§ **PROVIDED DATA**
>> BEGIN
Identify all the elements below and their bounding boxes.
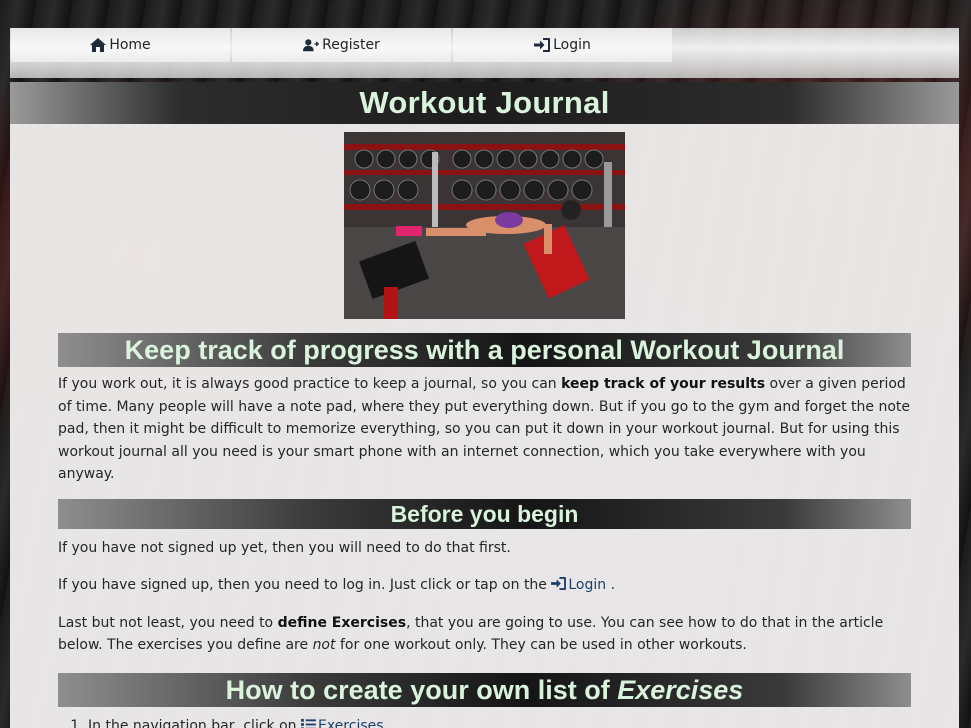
content-panel: Workout Journal Keep track of progress w… — [10, 82, 959, 728]
progress-text-bold: keep track of your results — [561, 376, 766, 392]
exercises-inline-link[interactable]: Exercises — [301, 718, 384, 728]
define-text-after: for one workout only. They can be used i… — [335, 637, 747, 653]
login-text-after: . — [606, 577, 616, 593]
page-title: Workout Journal — [10, 82, 959, 124]
steps-list: In the navigation bar, click on Exercise… — [58, 715, 911, 728]
home-icon — [90, 38, 107, 52]
define-text-before: Last but not least, you need to — [58, 614, 278, 631]
list-item: In the navigation bar, click on Exercise… — [88, 715, 911, 728]
user-plus-icon — [303, 39, 320, 52]
login-text-before: If you have signed up, then you need to … — [58, 577, 552, 593]
login-link-label: Login — [568, 577, 607, 593]
signup-paragraph: If you have not signed up yet, then you … — [58, 539, 511, 556]
step1-text: In the navigation bar, click on — [88, 717, 301, 728]
sign-in-icon — [534, 38, 551, 52]
hero-gym-image — [344, 132, 625, 319]
create-heading-italic: Exercises — [617, 674, 744, 705]
define-exercises-paragraph: Last but not least, you need to define E… — [58, 612, 911, 657]
progress-paragraph: If you work out, it is always good pract… — [58, 373, 911, 486]
progress-text-a: If you work out, it is always good pract… — [58, 376, 562, 392]
sign-in-icon — [551, 577, 567, 590]
define-text-italic: not — [312, 637, 336, 653]
page-frame: Home Register Login Workout Journal Keep… — [8, 6, 961, 728]
nav-home-label: Home — [109, 37, 151, 53]
exercises-link-label: Exercises — [317, 717, 384, 728]
login-inline-link[interactable]: Login — [551, 577, 606, 593]
navigation-bar: Home Register Login — [10, 28, 959, 78]
login-paragraph: If you have signed up, then you need to … — [58, 574, 911, 597]
section-heading-before-begin: Before you begin — [58, 498, 911, 529]
nav-login-link[interactable]: Login — [453, 28, 672, 62]
nav-register-link[interactable]: Register — [232, 28, 451, 62]
nav-register-label: Register — [322, 37, 380, 53]
section-heading-progress: Keep track of progress with a personal W… — [58, 333, 911, 367]
list-icon — [301, 718, 316, 728]
nav-login-label: Login — [553, 37, 591, 53]
nav-home-link[interactable]: Home — [11, 28, 230, 62]
define-text-bold: define Exercises — [277, 614, 407, 631]
section-heading-create-exercises: How to create your own list of Exercises — [58, 672, 911, 707]
create-heading-plain: How to create your own list of — [225, 674, 618, 705]
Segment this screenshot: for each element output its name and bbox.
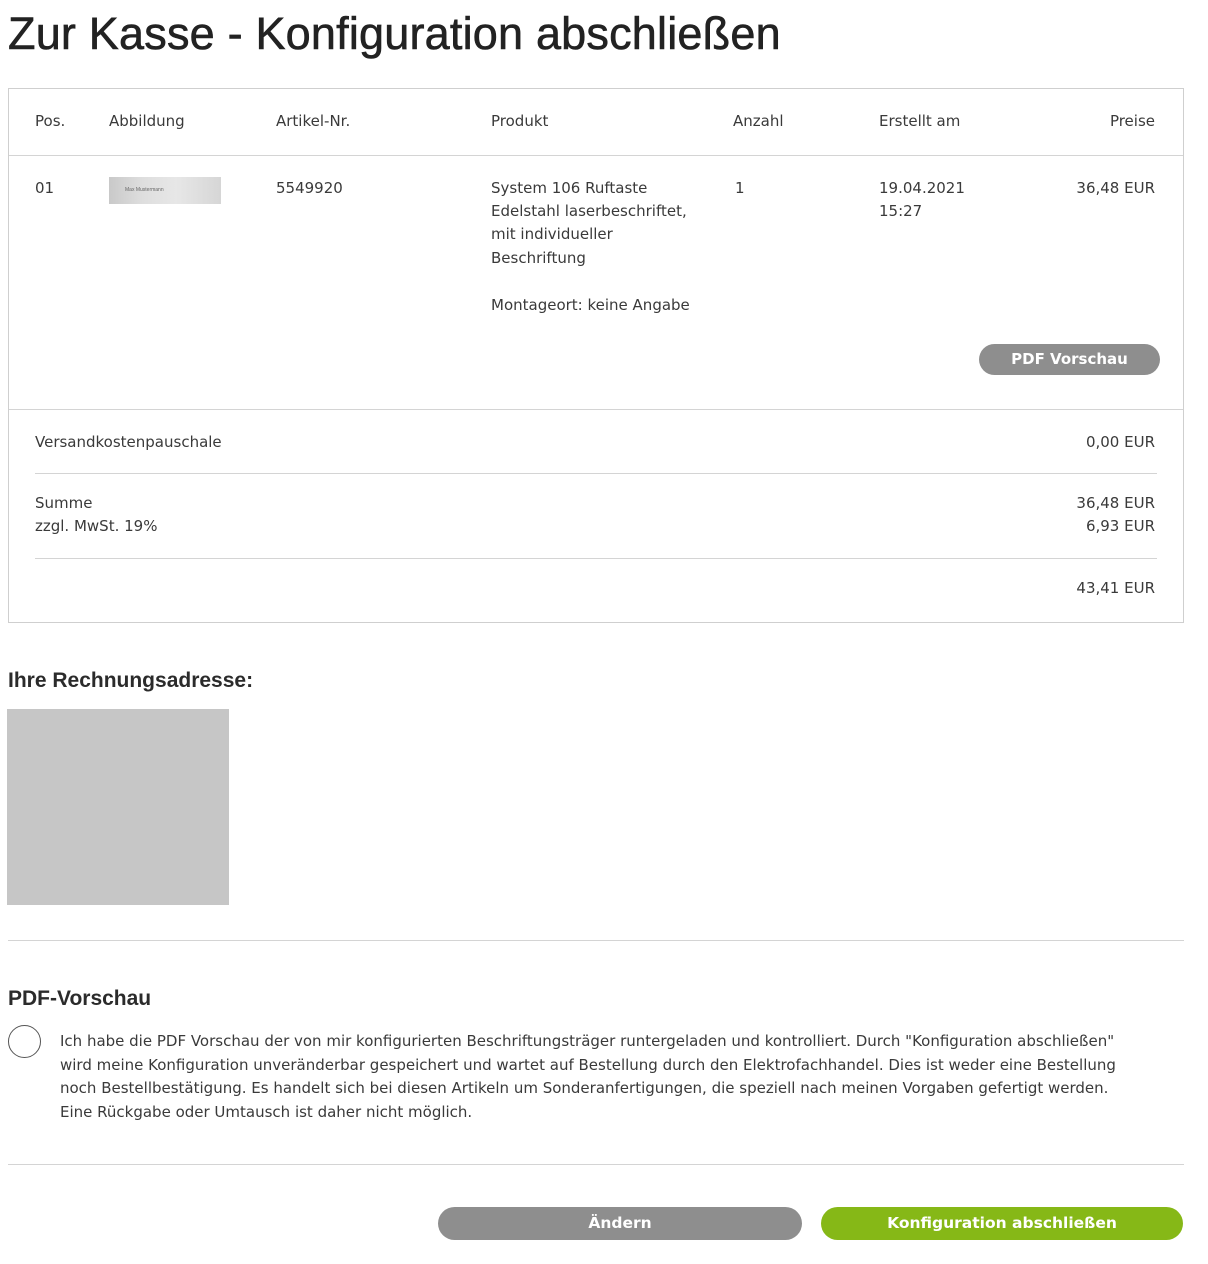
item-product-line-3: mit individueller — [491, 225, 613, 243]
sum-label: Summe — [35, 494, 93, 512]
cart-summary-table: Pos. Abbildung Artikel-Nr. Produkt Anzah… — [8, 88, 1184, 623]
consent-line-4: Eine Rückgabe oder Umtausch ist daher ni… — [60, 1102, 473, 1121]
total-value: 43,41 EUR — [1076, 579, 1155, 597]
change-button[interactable]: Ändern — [438, 1207, 802, 1240]
consent-line-1: Ich habe die PDF Vorschau der von mir ko… — [60, 1032, 1115, 1050]
header-product: Produkt — [491, 112, 549, 130]
item-created-time: 15:27 — [879, 202, 923, 220]
product-thumbnail: Max Mustermann — [109, 177, 221, 204]
sum-divider — [35, 558, 1157, 559]
consent-text: Ich habe die PDF Vorschau der von mir ko… — [60, 1030, 1180, 1124]
shipping-label: Versandkostenpauschale — [35, 433, 222, 451]
item-quantity: 1 — [735, 179, 745, 197]
shipping-divider — [35, 473, 1157, 474]
vat-label: zzgl. MwSt. 19% — [35, 517, 158, 535]
item-mounting: Montageort: keine Angabe — [491, 296, 690, 314]
header-article-no: Artikel-Nr. — [276, 112, 351, 130]
shipping-value: 0,00 EUR — [1085, 433, 1155, 451]
consent-divider — [8, 1164, 1184, 1165]
consent-line-2: wird meine Konfiguration unveränderbar g… — [60, 1055, 1116, 1074]
item-pos: 01 — [35, 179, 55, 197]
item-product-line-1: System 106 Ruftaste — [491, 179, 648, 197]
header-pos: Pos. — [35, 112, 66, 130]
sum-value: 36,48 EUR — [1076, 494, 1155, 512]
item-article-no: 5549920 — [276, 179, 343, 197]
header-quantity: Anzahl — [733, 112, 784, 130]
billing-address-placeholder — [7, 709, 229, 905]
page-title: Zur Kasse - Konfiguration abschließen — [8, 8, 781, 60]
vat-value: 6,93 EUR — [1085, 517, 1155, 535]
header-created: Erstellt am — [879, 112, 961, 130]
header-image: Abbildung — [109, 112, 185, 130]
item-price: 36,48 EUR — [1076, 179, 1155, 197]
header-price: Preise — [1109, 112, 1155, 130]
item-product-line-2: Edelstahl laserbeschriftet, — [491, 202, 687, 220]
billing-address-heading: Ihre Rechnungsadresse: — [8, 669, 254, 692]
item-product-line-4: Beschriftung — [491, 249, 586, 267]
pdf-preview-button[interactable]: PDF Vorschau — [979, 344, 1160, 375]
thumbnail-text: Max Mustermann — [125, 187, 164, 193]
address-divider — [8, 940, 1184, 941]
consent-radio[interactable] — [8, 1025, 41, 1058]
finish-configuration-button[interactable]: Konfiguration abschließen — [821, 1207, 1183, 1240]
pdf-preview-heading: PDF-Vorschau — [8, 987, 152, 1010]
item-created-date: 19.04.2021 — [879, 179, 965, 197]
item-divider — [9, 409, 1183, 410]
header-divider — [9, 155, 1183, 156]
consent-line-3: noch Bestellbestätigung. Es handelt sich… — [60, 1079, 1109, 1097]
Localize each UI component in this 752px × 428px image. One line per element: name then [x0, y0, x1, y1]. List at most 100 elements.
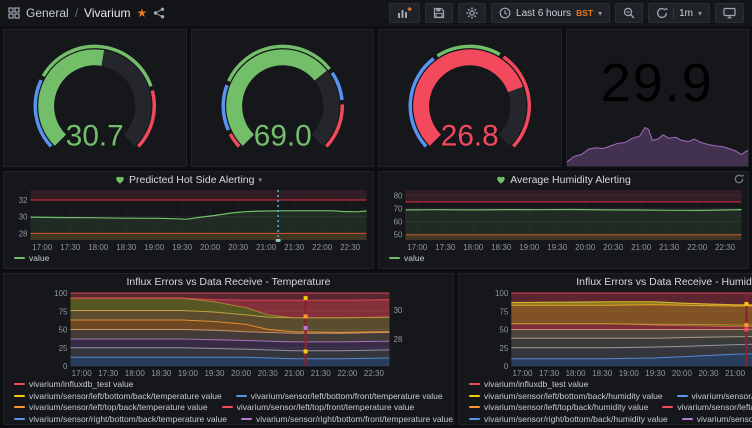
>> END
Write out the rows between the line holding "content-panel: Workout Journal" and the line holding "nav-login-link[interactable]: Login —", inclusive, with no change to any character.

content-panel: Workout Journal Keep track of progress w… — [10, 82, 959, 728]
progress-text-bold: keep track of your results — [561, 376, 766, 392]
exercises-inline-link[interactable]: Exercises — [301, 718, 384, 728]
define-text-after: for one workout only. They can be used i… — [335, 637, 747, 653]
login-text-after: . — [606, 577, 616, 593]
page-title: Workout Journal — [10, 82, 959, 124]
steps-list: In the navigation bar, click on Exercise… — [58, 715, 911, 728]
home-icon — [90, 38, 107, 52]
define-text-before: Last but not least, you need to — [58, 614, 278, 631]
list-item: In the navigation bar, click on Exercise… — [88, 715, 911, 728]
user-plus-icon — [303, 39, 320, 52]
login-text-before: If you have signed up, then you need to … — [58, 577, 552, 593]
login-link-label: Login — [568, 577, 607, 593]
signup-paragraph: If you have not signed up yet, then you … — [58, 539, 511, 556]
step1-text: In the navigation bar, click on — [88, 717, 301, 728]
sign-in-icon — [534, 38, 551, 52]
hero-gym-image — [344, 132, 625, 319]
create-heading-italic: Exercises — [617, 674, 744, 705]
define-exercises-paragraph: Last but not least, you need to define E… — [58, 612, 911, 657]
progress-paragraph: If you work out, it is always good pract… — [58, 373, 911, 486]
progress-text-a: If you work out, it is always good pract… — [58, 376, 562, 392]
sign-in-icon — [551, 577, 567, 590]
define-text-italic: not — [312, 637, 336, 653]
page-frame: Home Register Login Workout Journal Keep… — [8, 6, 961, 728]
nav-home-label: Home — [109, 37, 151, 53]
exercises-link-label: Exercises — [317, 717, 384, 728]
login-inline-link[interactable]: Login — [551, 577, 606, 593]
navigation-bar: Home Register Login — [10, 28, 959, 78]
login-paragraph: If you have signed up, then you need to … — [58, 574, 911, 597]
section-heading-before-begin: Before you begin — [58, 498, 911, 529]
nav-login-link[interactable]: Login — [453, 28, 672, 62]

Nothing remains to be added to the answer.